— Written task —
Each record that follows should be repeated exactly, minus any images.

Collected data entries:
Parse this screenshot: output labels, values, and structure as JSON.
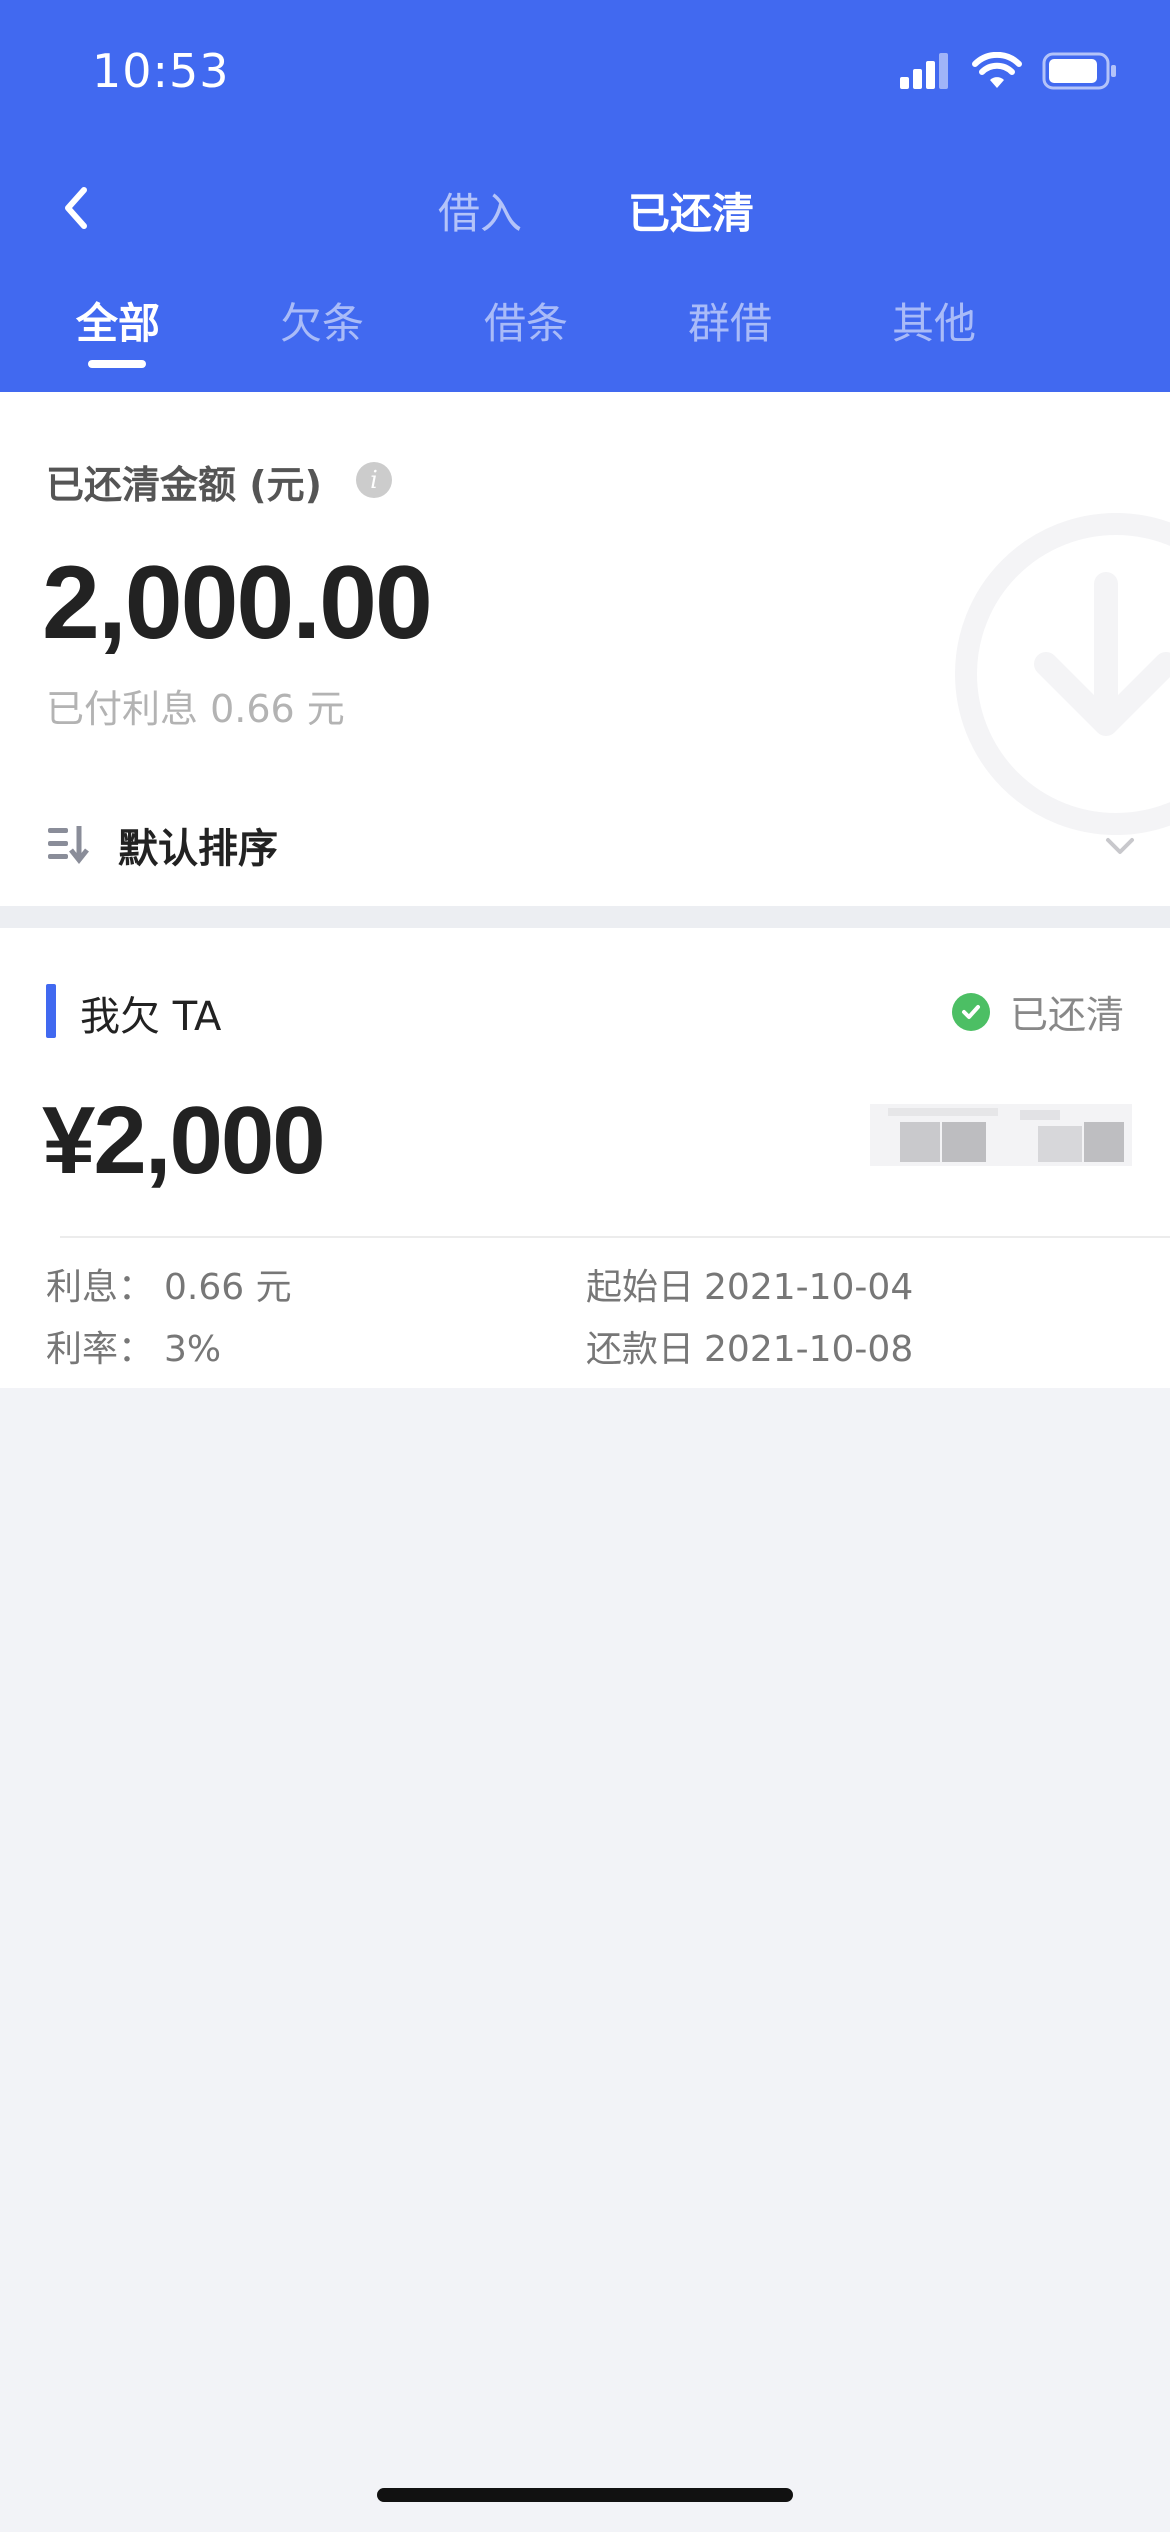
{
  "status_bar": {
    "time": "10:53"
  },
  "nav": {
    "tabs": [
      {
        "label": "借入"
      },
      {
        "label": "已还清"
      }
    ]
  },
  "categories": [
    {
      "label": "全部"
    },
    {
      "label": "欠条"
    },
    {
      "label": "借条"
    },
    {
      "label": "群借"
    },
    {
      "label": "其他"
    }
  ],
  "summary": {
    "label": "已还清金额 (元)",
    "info_icon": "i",
    "amount": "2,000.00",
    "interest_paid": "已付利息 0.66 元",
    "sort_label": "默认排序"
  },
  "card": {
    "title": "我欠 TA",
    "status": "已还清",
    "amount": "¥2,000",
    "interest_label": "利息：",
    "interest_value": "0.66 元",
    "rate_label": "利率：",
    "rate_value": "3%",
    "start_label": "起始日",
    "start_value": "2021-10-04",
    "repay_label": "还款日",
    "repay_value": "2021-10-08"
  },
  "colors": {
    "accent": "#4169f0",
    "status_green": "#4cbf64",
    "background": "#f2f3f7"
  }
}
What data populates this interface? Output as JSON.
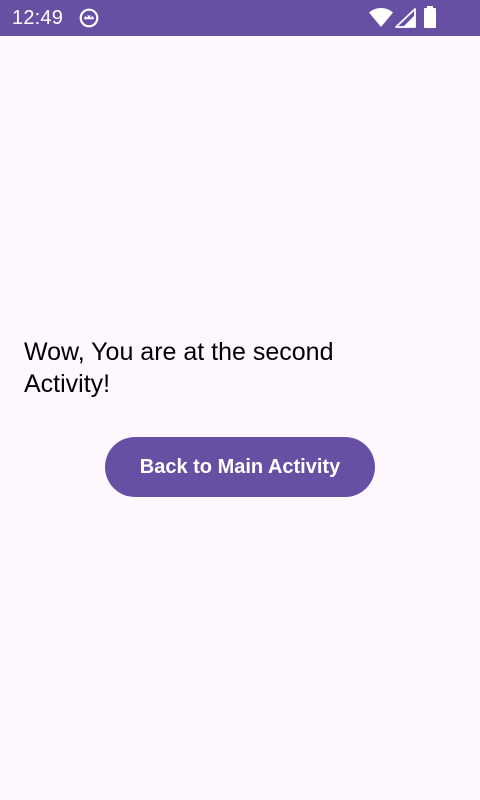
{
  "status_bar": {
    "time": "12:49",
    "notification_icon": "android-notification-icon",
    "wifi_icon": "wifi-icon",
    "signal_icon": "cell-signal-icon",
    "battery_icon": "battery-icon",
    "background_color": "#6750A4"
  },
  "main": {
    "message": "Wow, You are at the second Activity!",
    "back_button_label": "Back to Main Activity",
    "button_color": "#6750A4",
    "background_color": "#FEF7FE"
  }
}
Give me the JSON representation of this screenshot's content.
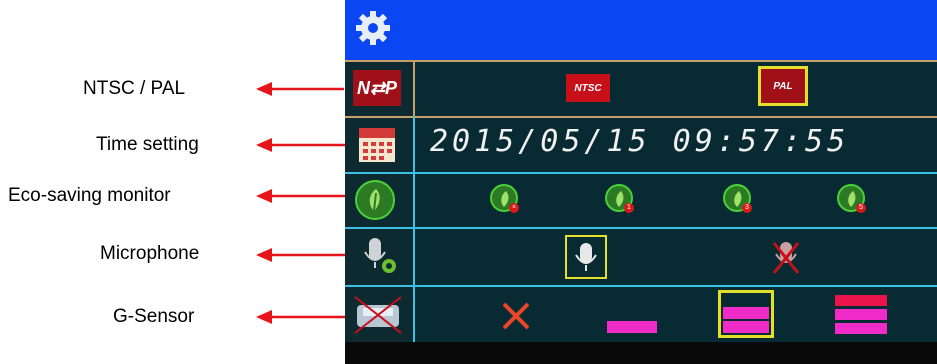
{
  "annotations": [
    {
      "key": "ntsc",
      "text": "NTSC  /  PAL"
    },
    {
      "key": "time",
      "text": "Time setting"
    },
    {
      "key": "eco",
      "text": "Eco-saving monitor"
    },
    {
      "key": "mic",
      "text": "Microphone"
    },
    {
      "key": "gsensor",
      "text": "G-Sensor"
    }
  ],
  "settings": {
    "gear_icon": "gear-icon",
    "video": {
      "icon_text": "N⇄P",
      "options": [
        "NTSC",
        "PAL"
      ],
      "selected": "PAL"
    },
    "datetime": {
      "value": "2015/05/15  09:57:55"
    },
    "eco": {
      "options": [
        "off",
        "1",
        "3",
        "5"
      ],
      "badges": [
        "×",
        "1",
        "3",
        "5"
      ]
    },
    "microphone": {
      "options": [
        "on",
        "off"
      ],
      "selected": "on"
    },
    "gsensor": {
      "options": [
        "off",
        "low",
        "medium",
        "high"
      ],
      "selected": "medium"
    }
  },
  "colors": {
    "top_bar": "#0a47f2",
    "screen_bg": "#072a33",
    "divider_tan": "#c8a06a",
    "divider_cyan": "#3cc1e6",
    "selection_yellow": "#e3df2a",
    "accent_red": "#c8101a",
    "magenta": "#f02cc8",
    "arrow_red": "#e8141c"
  }
}
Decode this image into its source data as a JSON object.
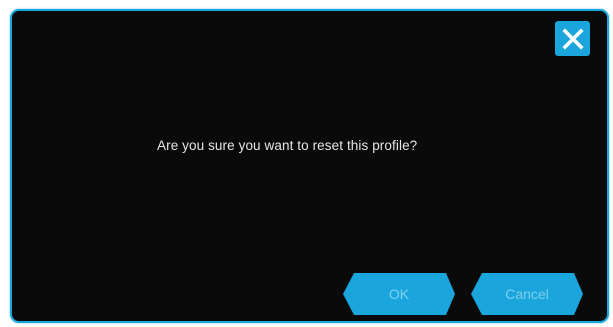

— Finished exercise —
Parse this screenshot: output labels, values, and structure as JSON.
{
  "status_bar": {
    "time": "10:53"
  },
  "nav": {
    "tabs": [
      {
        "label": "借入"
      },
      {
        "label": "已还清"
      }
    ]
  },
  "categories": [
    {
      "label": "全部"
    },
    {
      "label": "欠条"
    },
    {
      "label": "借条"
    },
    {
      "label": "群借"
    },
    {
      "label": "其他"
    }
  ],
  "summary": {
    "label": "已还清金额 (元)",
    "info_icon": "i",
    "amount": "2,000.00",
    "interest_paid": "已付利息 0.66 元",
    "sort_label": "默认排序"
  },
  "card": {
    "title": "我欠 TA",
    "status": "已还清",
    "amount": "¥2,000",
    "interest_label": "利息：",
    "interest_value": "0.66 元",
    "rate_label": "利率：",
    "rate_value": "3%",
    "start_label": "起始日",
    "start_value": "2021-10-04",
    "repay_label": "还款日",
    "repay_value": "2021-10-08"
  },
  "colors": {
    "accent": "#4169f0",
    "status_green": "#4cbf64",
    "background": "#f2f3f7"
  }
}
What data populates this interface? Output as JSON.
{
  "status_bar": {
    "time": "12:49",
    "notification_icon": "android-notification-icon",
    "wifi_icon": "wifi-icon",
    "signal_icon": "cell-signal-icon",
    "battery_icon": "battery-icon",
    "background_color": "#6750A4"
  },
  "main": {
    "message": "Wow, You are at the second Activity!",
    "back_button_label": "Back to Main Activity",
    "button_color": "#6750A4",
    "background_color": "#FEF7FE"
  }
}
Give me the JSON representation of this screenshot's content.
{
  "annotations": [
    {
      "key": "ntsc",
      "text": "NTSC  /  PAL"
    },
    {
      "key": "time",
      "text": "Time setting"
    },
    {
      "key": "eco",
      "text": "Eco-saving monitor"
    },
    {
      "key": "mic",
      "text": "Microphone"
    },
    {
      "key": "gsensor",
      "text": "G-Sensor"
    }
  ],
  "settings": {
    "gear_icon": "gear-icon",
    "video": {
      "icon_text": "N⇄P",
      "options": [
        "NTSC",
        "PAL"
      ],
      "selected": "PAL"
    },
    "datetime": {
      "value": "2015/05/15  09:57:55"
    },
    "eco": {
      "options": [
        "off",
        "1",
        "3",
        "5"
      ],
      "badges": [
        "×",
        "1",
        "3",
        "5"
      ]
    },
    "microphone": {
      "options": [
        "on",
        "off"
      ],
      "selected": "on"
    },
    "gsensor": {
      "options": [
        "off",
        "low",
        "medium",
        "high"
      ],
      "selected": "medium"
    }
  },
  "colors": {
    "top_bar": "#0a47f2",
    "screen_bg": "#072a33",
    "divider_tan": "#c8a06a",
    "divider_cyan": "#3cc1e6",
    "selection_yellow": "#e3df2a",
    "accent_red": "#c8101a",
    "magenta": "#f02cc8",
    "arrow_red": "#e8141c"
  }
}
Decode this image into its source data as a JSON object.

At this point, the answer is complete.